• _PROBLEM REQUIREMENTS_: Each line that holds the word "Reflectance" counts once. Give the total number of such lines and nothing else.

═══ DATASET CONTENT

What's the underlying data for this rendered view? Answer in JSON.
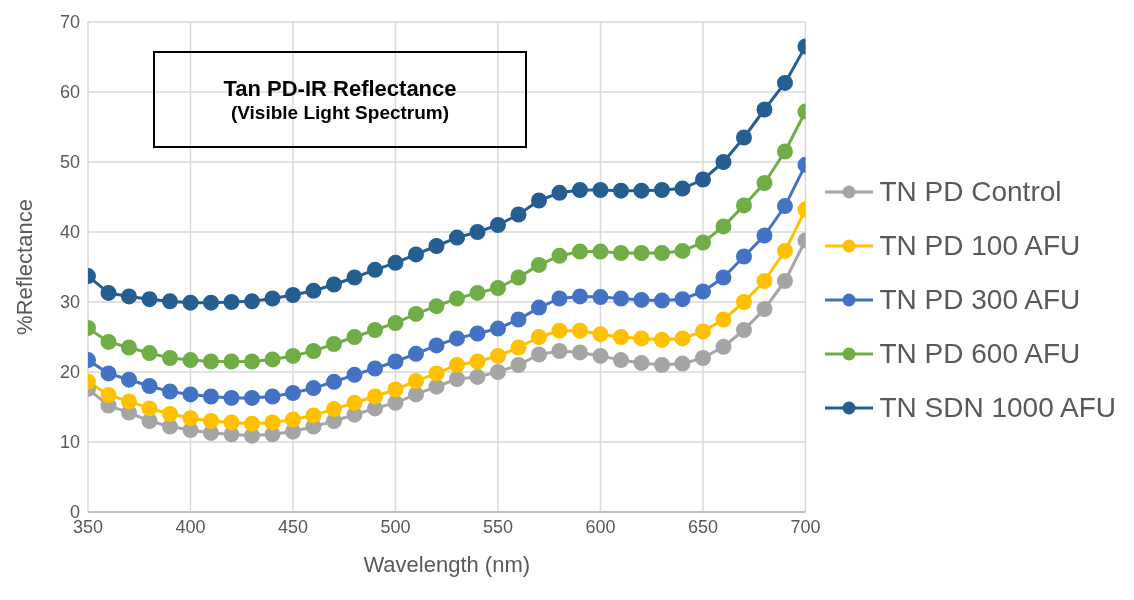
{
  "chart_data": {
    "type": "line",
    "title": "Tan PD-IR Reflectance",
    "subtitle": "(Visible Light Spectrum)",
    "xlabel": "Wavelength (nm)",
    "ylabel": "%Reflectance",
    "x": [
      350,
      360,
      370,
      380,
      390,
      400,
      410,
      420,
      430,
      440,
      450,
      460,
      470,
      480,
      490,
      500,
      510,
      520,
      530,
      540,
      550,
      560,
      570,
      580,
      590,
      600,
      610,
      620,
      630,
      640,
      650,
      660,
      670,
      680,
      690,
      700
    ],
    "series": [
      {
        "name": "TN PD Control",
        "color": "#a5a5a5",
        "values": [
          17.6,
          15.2,
          14.2,
          13.0,
          12.2,
          11.7,
          11.3,
          11.1,
          10.9,
          11.1,
          11.5,
          12.2,
          13.0,
          13.9,
          14.8,
          15.6,
          16.8,
          17.9,
          19.0,
          19.3,
          20.0,
          21.0,
          22.5,
          23.0,
          22.8,
          22.3,
          21.7,
          21.3,
          21.0,
          21.2,
          22.0,
          23.6,
          26.0,
          29.0,
          33.0,
          38.8
        ]
      },
      {
        "name": "TN PD 100 AFU",
        "color": "#ffc000",
        "values": [
          18.6,
          16.7,
          15.8,
          14.8,
          14.0,
          13.4,
          13.0,
          12.8,
          12.6,
          12.8,
          13.2,
          13.8,
          14.7,
          15.6,
          16.5,
          17.5,
          18.7,
          19.8,
          21.0,
          21.5,
          22.3,
          23.5,
          25.0,
          25.9,
          25.9,
          25.4,
          25.0,
          24.8,
          24.6,
          24.8,
          25.8,
          27.5,
          30.0,
          33.0,
          37.3,
          43.2
        ]
      },
      {
        "name": "TN PD 300 AFU",
        "color": "#4472c4",
        "values": [
          21.7,
          19.8,
          18.9,
          18.0,
          17.2,
          16.8,
          16.5,
          16.3,
          16.3,
          16.5,
          17.0,
          17.7,
          18.6,
          19.6,
          20.5,
          21.5,
          22.6,
          23.8,
          24.8,
          25.5,
          26.2,
          27.5,
          29.2,
          30.5,
          30.8,
          30.7,
          30.5,
          30.3,
          30.2,
          30.4,
          31.5,
          33.5,
          36.5,
          39.5,
          43.7,
          49.6
        ]
      },
      {
        "name": "TN PD 600 AFU",
        "color": "#70ad47",
        "values": [
          26.3,
          24.3,
          23.5,
          22.7,
          22.0,
          21.7,
          21.5,
          21.5,
          21.5,
          21.8,
          22.3,
          23.0,
          24.0,
          25.0,
          26.0,
          27.0,
          28.3,
          29.4,
          30.5,
          31.3,
          32.0,
          33.5,
          35.3,
          36.6,
          37.2,
          37.2,
          37.0,
          37.0,
          37.0,
          37.3,
          38.5,
          40.8,
          43.8,
          47.0,
          51.5,
          57.2
        ]
      },
      {
        "name": "TN SDN 1000 AFU",
        "color": "#255e91",
        "values": [
          33.7,
          31.3,
          30.8,
          30.4,
          30.1,
          29.9,
          29.9,
          30.0,
          30.1,
          30.5,
          31.0,
          31.6,
          32.5,
          33.5,
          34.6,
          35.6,
          36.8,
          38.0,
          39.2,
          40.0,
          41.0,
          42.5,
          44.5,
          45.6,
          46.0,
          46.0,
          45.9,
          45.9,
          46.0,
          46.2,
          47.5,
          50.0,
          53.5,
          57.5,
          61.3,
          66.5
        ]
      }
    ],
    "xlim": [
      350,
      700
    ],
    "xticks": [
      350,
      400,
      450,
      500,
      550,
      600,
      650,
      700
    ],
    "ylim": [
      0,
      70
    ],
    "yticks": [
      0,
      10,
      20,
      30,
      40,
      50,
      60,
      70
    ],
    "grid": true,
    "legend": "right",
    "marker": "circle",
    "line_style": "solid"
  }
}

══════

• _RESPONSE_: 2